# Exercise details
Which lines hold the word "text"? Copy each one.
** begin Information shown **
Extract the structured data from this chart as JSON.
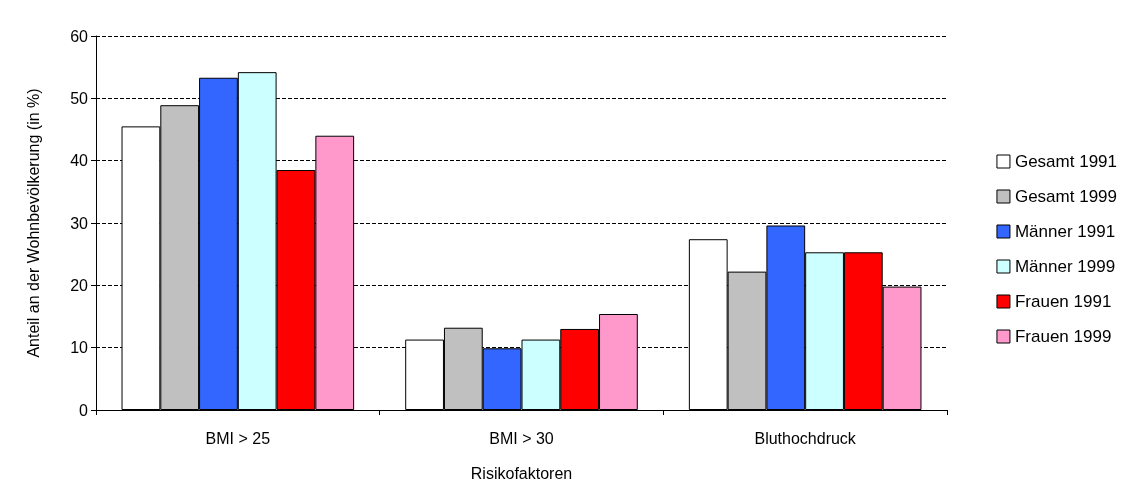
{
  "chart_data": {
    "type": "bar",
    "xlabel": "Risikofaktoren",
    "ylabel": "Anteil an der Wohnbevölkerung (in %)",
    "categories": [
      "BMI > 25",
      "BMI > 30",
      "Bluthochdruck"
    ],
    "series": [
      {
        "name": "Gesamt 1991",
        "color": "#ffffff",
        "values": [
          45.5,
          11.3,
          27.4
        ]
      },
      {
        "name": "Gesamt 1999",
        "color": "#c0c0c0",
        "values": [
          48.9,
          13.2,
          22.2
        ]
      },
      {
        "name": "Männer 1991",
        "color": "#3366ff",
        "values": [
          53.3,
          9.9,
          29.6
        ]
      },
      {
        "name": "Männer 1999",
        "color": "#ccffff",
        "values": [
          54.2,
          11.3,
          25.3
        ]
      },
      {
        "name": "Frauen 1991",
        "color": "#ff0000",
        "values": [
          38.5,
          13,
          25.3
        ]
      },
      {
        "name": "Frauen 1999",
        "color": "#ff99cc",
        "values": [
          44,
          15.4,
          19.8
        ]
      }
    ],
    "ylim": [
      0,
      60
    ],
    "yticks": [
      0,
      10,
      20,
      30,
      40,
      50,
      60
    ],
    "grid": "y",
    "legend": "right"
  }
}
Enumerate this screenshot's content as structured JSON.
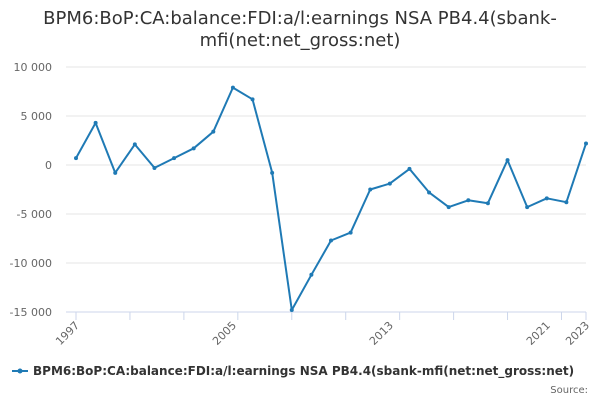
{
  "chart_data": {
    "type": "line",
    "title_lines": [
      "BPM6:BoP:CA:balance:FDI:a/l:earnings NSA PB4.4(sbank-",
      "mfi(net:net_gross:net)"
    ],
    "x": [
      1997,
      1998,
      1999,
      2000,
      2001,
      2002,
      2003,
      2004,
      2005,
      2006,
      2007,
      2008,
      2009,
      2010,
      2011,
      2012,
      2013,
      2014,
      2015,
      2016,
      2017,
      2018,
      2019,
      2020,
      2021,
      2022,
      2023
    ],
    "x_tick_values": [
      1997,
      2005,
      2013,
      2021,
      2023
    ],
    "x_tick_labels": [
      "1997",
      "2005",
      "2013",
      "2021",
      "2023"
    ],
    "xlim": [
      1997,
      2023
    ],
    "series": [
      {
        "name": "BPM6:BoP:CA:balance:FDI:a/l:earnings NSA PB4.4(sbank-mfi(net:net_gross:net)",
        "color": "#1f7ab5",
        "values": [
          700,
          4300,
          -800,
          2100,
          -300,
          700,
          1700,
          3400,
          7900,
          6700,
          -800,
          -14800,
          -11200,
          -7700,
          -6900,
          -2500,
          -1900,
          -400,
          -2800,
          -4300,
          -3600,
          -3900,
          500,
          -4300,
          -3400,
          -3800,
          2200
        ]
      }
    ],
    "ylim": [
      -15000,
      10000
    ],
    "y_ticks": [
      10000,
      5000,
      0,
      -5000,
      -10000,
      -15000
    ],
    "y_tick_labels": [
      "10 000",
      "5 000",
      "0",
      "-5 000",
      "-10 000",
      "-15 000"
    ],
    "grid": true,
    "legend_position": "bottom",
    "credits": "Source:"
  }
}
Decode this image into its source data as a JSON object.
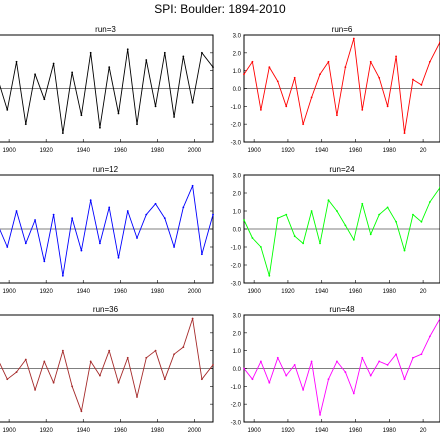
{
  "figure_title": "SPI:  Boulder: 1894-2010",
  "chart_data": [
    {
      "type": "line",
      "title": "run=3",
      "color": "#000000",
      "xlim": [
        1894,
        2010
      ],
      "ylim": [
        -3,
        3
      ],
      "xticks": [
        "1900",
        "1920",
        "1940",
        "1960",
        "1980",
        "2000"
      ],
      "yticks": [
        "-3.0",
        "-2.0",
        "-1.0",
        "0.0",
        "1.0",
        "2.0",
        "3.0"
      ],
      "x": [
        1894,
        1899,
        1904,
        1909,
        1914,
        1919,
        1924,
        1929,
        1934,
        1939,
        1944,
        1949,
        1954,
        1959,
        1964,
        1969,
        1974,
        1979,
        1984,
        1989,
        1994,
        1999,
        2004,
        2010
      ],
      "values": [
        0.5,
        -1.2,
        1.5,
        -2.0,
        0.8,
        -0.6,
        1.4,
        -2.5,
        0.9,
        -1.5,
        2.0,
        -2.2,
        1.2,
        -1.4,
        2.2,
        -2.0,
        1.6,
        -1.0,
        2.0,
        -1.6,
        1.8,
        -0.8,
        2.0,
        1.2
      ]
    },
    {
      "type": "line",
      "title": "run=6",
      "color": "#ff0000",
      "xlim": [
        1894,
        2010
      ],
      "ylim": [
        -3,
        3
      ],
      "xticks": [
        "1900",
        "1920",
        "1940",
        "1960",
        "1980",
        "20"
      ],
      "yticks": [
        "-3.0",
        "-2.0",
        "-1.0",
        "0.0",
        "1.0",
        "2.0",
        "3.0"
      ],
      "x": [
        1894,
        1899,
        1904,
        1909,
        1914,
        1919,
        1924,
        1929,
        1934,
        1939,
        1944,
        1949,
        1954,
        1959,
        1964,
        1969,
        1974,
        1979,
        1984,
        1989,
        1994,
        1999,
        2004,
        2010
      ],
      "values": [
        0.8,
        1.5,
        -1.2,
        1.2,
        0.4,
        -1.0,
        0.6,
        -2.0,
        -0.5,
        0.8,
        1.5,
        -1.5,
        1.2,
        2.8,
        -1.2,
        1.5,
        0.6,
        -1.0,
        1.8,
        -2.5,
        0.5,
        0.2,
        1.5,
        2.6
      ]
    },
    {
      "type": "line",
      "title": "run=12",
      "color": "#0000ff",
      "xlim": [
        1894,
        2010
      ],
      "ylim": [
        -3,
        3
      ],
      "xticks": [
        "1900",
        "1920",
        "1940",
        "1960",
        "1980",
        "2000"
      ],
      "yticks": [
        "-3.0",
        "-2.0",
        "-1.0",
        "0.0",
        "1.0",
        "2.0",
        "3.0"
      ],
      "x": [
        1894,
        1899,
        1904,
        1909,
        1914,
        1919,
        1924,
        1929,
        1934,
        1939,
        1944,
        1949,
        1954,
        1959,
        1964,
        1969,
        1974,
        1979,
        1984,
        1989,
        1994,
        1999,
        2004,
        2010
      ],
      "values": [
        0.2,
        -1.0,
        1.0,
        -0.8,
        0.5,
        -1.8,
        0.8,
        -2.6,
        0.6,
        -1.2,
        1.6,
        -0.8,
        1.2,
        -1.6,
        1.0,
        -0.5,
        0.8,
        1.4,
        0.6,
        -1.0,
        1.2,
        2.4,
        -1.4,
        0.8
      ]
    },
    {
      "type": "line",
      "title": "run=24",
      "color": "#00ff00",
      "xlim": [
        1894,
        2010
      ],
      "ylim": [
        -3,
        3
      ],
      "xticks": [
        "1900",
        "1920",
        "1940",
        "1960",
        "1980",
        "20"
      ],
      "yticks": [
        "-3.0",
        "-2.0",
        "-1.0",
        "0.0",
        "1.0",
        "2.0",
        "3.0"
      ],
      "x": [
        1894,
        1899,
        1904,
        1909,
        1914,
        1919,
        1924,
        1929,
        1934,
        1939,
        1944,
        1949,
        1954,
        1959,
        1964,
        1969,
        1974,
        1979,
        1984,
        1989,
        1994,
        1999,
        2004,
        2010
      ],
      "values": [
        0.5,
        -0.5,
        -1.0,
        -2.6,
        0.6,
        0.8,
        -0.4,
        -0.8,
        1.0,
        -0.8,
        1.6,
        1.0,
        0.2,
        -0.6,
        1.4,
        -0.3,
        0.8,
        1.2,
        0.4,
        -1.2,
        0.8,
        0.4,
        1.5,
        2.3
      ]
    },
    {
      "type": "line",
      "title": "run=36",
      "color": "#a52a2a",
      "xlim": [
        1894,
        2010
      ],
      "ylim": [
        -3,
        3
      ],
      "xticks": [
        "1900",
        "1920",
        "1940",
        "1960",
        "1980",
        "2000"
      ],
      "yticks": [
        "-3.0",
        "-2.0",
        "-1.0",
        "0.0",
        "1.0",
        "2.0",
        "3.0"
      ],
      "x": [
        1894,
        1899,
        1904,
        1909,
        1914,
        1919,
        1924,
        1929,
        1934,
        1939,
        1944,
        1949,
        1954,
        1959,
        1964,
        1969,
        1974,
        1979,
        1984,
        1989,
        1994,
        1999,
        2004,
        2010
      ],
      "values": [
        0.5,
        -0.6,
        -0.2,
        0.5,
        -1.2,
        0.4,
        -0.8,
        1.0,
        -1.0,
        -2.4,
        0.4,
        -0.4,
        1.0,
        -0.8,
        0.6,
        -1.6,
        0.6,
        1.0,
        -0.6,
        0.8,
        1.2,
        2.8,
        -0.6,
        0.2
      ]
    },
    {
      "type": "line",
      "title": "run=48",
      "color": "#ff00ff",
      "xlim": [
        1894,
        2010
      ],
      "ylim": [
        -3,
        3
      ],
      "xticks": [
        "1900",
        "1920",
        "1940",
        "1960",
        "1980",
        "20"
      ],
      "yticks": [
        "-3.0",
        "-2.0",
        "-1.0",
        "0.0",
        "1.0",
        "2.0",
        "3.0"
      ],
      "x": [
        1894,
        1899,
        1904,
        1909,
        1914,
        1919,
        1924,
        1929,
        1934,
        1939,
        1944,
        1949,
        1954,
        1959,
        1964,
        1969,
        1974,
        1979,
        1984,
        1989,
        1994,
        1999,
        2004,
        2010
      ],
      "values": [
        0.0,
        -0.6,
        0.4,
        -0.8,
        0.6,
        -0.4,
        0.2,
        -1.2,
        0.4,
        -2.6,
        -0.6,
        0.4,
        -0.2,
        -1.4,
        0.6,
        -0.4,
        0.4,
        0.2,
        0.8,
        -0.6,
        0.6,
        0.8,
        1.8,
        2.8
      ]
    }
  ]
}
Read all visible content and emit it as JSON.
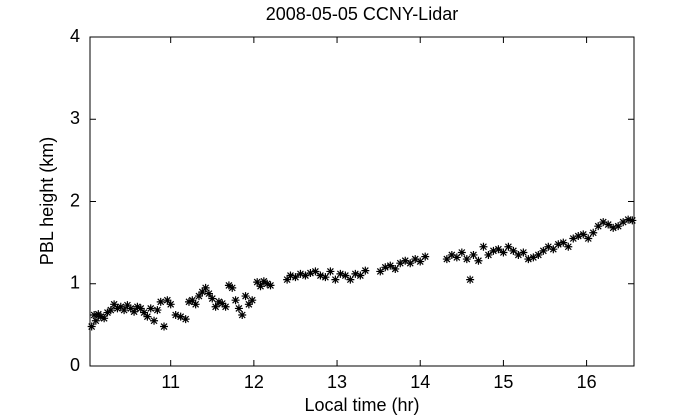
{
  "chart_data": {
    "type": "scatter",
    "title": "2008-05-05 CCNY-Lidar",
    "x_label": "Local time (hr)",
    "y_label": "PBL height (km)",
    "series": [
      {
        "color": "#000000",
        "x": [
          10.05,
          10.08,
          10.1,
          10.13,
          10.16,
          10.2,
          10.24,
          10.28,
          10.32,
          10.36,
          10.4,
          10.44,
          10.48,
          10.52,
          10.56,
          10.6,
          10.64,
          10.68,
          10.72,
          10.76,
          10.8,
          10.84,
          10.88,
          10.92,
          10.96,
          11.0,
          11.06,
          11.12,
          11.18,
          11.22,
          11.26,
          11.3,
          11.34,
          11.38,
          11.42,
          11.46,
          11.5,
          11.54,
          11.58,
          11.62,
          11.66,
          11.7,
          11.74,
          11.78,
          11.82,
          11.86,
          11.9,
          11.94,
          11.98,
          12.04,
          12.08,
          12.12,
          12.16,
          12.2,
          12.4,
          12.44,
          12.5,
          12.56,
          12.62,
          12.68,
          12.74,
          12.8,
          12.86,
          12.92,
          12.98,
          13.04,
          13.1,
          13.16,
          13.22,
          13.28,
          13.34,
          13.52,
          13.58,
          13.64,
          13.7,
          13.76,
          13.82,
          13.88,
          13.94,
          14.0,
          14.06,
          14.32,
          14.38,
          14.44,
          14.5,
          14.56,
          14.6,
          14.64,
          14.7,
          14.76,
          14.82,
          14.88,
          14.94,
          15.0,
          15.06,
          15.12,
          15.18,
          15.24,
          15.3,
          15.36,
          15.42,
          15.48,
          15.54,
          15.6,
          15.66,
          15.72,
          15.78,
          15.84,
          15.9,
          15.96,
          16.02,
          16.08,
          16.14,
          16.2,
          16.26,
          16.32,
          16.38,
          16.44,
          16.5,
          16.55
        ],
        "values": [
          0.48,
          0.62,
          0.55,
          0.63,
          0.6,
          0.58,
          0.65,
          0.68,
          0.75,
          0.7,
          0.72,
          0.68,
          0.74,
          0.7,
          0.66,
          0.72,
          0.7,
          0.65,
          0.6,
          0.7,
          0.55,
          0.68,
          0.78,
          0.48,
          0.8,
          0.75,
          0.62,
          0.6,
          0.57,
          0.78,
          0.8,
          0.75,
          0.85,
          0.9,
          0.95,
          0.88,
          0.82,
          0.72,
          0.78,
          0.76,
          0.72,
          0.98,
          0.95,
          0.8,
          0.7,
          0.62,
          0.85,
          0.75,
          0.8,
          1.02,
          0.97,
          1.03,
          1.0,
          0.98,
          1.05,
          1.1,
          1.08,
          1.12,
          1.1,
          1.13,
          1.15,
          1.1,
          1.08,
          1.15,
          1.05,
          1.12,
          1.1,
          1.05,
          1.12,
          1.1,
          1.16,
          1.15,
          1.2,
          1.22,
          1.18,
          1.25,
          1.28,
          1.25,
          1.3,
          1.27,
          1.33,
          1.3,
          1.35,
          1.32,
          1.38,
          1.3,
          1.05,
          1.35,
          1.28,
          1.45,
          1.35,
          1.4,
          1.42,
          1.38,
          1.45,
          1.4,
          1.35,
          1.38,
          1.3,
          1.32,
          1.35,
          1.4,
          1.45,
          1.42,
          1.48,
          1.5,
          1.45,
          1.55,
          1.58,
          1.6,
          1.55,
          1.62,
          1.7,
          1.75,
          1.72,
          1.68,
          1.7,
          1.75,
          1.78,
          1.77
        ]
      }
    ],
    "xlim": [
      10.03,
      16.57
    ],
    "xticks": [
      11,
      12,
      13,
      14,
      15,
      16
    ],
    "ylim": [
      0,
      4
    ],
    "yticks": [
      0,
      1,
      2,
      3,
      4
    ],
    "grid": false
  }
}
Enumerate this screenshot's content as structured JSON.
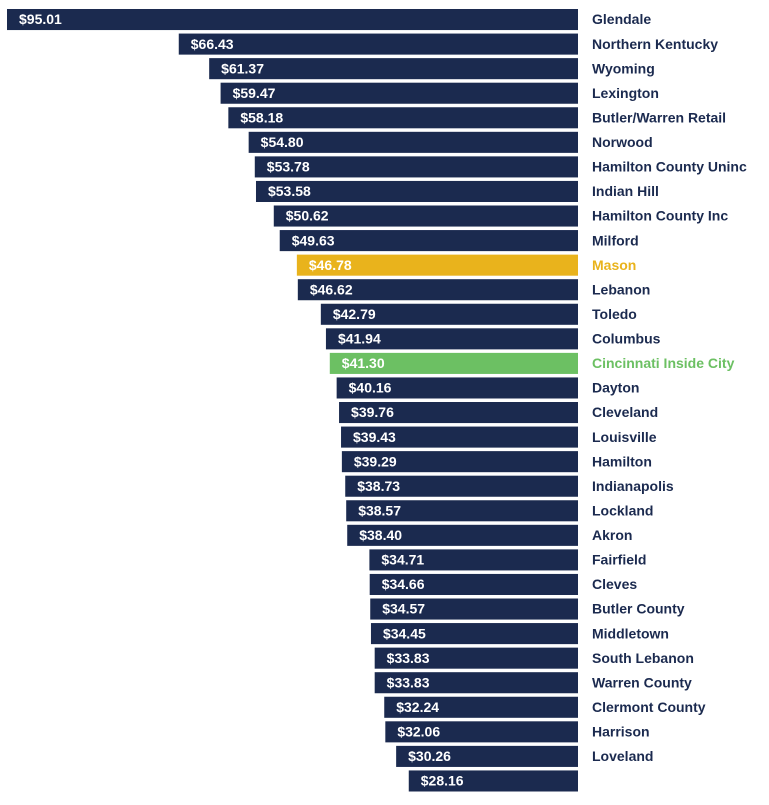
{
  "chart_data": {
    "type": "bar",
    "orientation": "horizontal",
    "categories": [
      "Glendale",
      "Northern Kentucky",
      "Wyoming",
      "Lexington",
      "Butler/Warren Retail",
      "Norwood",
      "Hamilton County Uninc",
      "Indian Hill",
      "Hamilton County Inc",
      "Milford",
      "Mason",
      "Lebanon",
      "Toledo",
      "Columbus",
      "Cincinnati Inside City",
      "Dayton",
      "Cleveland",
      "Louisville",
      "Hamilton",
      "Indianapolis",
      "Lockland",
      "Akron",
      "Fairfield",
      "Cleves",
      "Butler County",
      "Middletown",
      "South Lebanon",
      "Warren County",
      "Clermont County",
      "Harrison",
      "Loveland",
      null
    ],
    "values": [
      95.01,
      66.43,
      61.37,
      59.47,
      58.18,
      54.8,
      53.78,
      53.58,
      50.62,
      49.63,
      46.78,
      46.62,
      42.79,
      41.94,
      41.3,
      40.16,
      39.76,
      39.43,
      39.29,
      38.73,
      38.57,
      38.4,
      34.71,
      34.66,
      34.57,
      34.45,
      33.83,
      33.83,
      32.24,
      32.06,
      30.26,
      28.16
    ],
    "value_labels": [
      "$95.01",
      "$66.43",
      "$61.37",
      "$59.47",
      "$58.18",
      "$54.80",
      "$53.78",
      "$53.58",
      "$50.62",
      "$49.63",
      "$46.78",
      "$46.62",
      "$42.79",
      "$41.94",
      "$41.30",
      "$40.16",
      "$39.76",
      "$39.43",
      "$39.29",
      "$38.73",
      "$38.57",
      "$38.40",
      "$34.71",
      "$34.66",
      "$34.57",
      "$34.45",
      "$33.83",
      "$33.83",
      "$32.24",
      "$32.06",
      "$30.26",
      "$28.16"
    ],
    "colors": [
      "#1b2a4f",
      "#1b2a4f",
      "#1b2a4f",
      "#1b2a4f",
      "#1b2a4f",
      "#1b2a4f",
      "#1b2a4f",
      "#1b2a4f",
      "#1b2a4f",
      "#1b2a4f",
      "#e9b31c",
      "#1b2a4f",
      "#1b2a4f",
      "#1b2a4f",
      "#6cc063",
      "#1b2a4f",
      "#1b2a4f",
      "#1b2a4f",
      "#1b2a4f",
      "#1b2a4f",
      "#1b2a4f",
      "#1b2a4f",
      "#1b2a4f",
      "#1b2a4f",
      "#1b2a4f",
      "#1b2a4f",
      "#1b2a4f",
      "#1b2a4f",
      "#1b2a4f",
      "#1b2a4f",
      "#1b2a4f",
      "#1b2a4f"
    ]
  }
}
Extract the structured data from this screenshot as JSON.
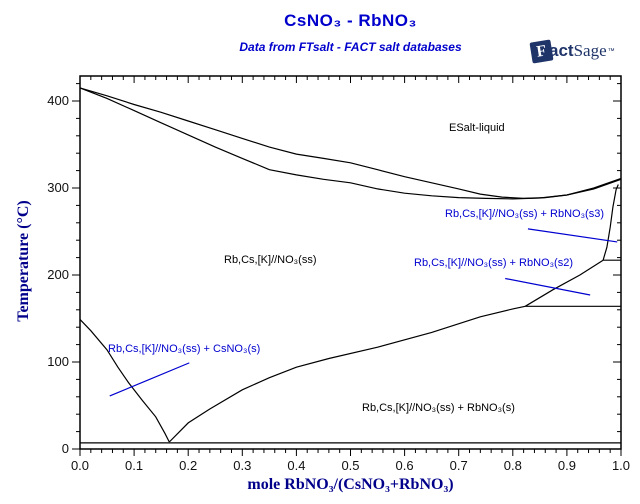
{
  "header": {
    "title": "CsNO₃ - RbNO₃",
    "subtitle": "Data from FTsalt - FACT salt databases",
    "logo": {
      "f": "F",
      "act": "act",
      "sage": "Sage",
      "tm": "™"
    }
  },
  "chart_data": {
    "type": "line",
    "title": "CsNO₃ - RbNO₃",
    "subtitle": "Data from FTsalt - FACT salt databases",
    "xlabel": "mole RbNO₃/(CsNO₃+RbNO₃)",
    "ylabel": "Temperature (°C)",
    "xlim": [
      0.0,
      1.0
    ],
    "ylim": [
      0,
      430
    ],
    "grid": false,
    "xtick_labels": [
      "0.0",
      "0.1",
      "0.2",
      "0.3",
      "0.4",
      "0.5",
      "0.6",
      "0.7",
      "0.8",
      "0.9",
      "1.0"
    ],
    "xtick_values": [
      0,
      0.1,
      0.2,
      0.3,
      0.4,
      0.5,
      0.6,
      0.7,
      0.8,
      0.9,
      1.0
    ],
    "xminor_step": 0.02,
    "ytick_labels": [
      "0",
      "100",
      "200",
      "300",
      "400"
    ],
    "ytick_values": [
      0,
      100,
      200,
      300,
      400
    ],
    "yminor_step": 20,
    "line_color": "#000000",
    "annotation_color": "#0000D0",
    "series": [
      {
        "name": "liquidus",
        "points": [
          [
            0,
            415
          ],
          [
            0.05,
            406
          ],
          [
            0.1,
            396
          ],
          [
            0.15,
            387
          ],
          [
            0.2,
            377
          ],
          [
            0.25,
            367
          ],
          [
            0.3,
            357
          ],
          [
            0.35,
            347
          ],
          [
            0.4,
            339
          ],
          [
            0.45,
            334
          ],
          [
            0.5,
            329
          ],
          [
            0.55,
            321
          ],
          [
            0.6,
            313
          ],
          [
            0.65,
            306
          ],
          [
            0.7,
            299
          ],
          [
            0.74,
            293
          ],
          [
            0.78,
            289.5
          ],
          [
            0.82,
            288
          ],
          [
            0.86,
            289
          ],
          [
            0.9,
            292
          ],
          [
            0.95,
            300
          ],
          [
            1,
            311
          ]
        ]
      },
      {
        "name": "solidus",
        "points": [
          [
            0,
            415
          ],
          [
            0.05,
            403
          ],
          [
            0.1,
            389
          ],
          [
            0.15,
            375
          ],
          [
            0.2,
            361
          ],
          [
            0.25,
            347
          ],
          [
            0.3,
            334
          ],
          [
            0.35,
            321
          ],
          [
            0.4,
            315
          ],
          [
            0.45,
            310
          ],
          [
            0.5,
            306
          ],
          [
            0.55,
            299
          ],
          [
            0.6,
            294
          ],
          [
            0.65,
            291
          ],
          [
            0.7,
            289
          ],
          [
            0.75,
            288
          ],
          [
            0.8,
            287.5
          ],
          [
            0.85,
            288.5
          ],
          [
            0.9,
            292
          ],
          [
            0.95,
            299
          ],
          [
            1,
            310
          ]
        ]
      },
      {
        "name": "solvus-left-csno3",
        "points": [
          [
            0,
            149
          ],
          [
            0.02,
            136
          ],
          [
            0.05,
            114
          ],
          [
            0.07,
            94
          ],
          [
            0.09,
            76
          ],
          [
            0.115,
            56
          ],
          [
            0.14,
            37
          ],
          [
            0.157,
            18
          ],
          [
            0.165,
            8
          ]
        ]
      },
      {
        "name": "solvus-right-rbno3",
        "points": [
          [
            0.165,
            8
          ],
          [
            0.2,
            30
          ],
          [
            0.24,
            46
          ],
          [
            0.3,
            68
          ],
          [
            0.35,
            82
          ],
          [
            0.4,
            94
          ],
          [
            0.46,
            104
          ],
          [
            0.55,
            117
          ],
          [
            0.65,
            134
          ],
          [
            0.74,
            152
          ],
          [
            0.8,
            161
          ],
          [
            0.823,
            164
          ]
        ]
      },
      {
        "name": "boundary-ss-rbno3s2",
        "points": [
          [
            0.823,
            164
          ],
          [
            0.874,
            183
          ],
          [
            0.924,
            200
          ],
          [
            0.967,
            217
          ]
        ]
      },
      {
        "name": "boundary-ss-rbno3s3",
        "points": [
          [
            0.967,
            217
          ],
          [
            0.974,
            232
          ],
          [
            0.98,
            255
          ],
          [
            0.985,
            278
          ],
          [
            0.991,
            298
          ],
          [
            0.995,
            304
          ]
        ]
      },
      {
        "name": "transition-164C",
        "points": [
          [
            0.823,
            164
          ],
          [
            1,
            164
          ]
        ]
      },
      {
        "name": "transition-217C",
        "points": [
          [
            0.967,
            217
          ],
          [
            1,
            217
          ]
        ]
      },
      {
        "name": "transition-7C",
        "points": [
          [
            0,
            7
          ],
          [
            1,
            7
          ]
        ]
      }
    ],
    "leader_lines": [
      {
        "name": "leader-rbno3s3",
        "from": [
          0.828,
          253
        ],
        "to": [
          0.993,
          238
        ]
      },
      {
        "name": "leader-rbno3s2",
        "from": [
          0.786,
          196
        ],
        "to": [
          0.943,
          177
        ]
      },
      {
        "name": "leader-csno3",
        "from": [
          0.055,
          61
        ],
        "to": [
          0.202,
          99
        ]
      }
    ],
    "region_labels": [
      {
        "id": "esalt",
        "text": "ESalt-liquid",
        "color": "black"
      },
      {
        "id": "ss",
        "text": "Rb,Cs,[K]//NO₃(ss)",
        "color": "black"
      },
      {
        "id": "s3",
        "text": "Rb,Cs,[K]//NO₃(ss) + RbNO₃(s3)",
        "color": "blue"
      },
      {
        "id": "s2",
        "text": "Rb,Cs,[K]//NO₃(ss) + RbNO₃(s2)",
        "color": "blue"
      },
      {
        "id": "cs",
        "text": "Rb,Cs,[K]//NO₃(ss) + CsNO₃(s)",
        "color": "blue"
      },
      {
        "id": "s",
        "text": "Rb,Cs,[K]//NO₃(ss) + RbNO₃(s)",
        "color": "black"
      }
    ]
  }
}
** end Information shown **
# Response to this exercise
        "text": "ESalt-liquid",
        "text": "Rb,Cs,[K]//NO₃(ss)",
        "text": "Rb,Cs,[K]//NO₃(ss) + RbNO₃(s3)",
        "text": "Rb,Cs,[K]//NO₃(ss) + RbNO₃(s2)",
        "text": "Rb,Cs,[K]//NO₃(ss) + CsNO₃(s)",
        "text": "Rb,Cs,[K]//NO₃(ss) + RbNO₃(s)",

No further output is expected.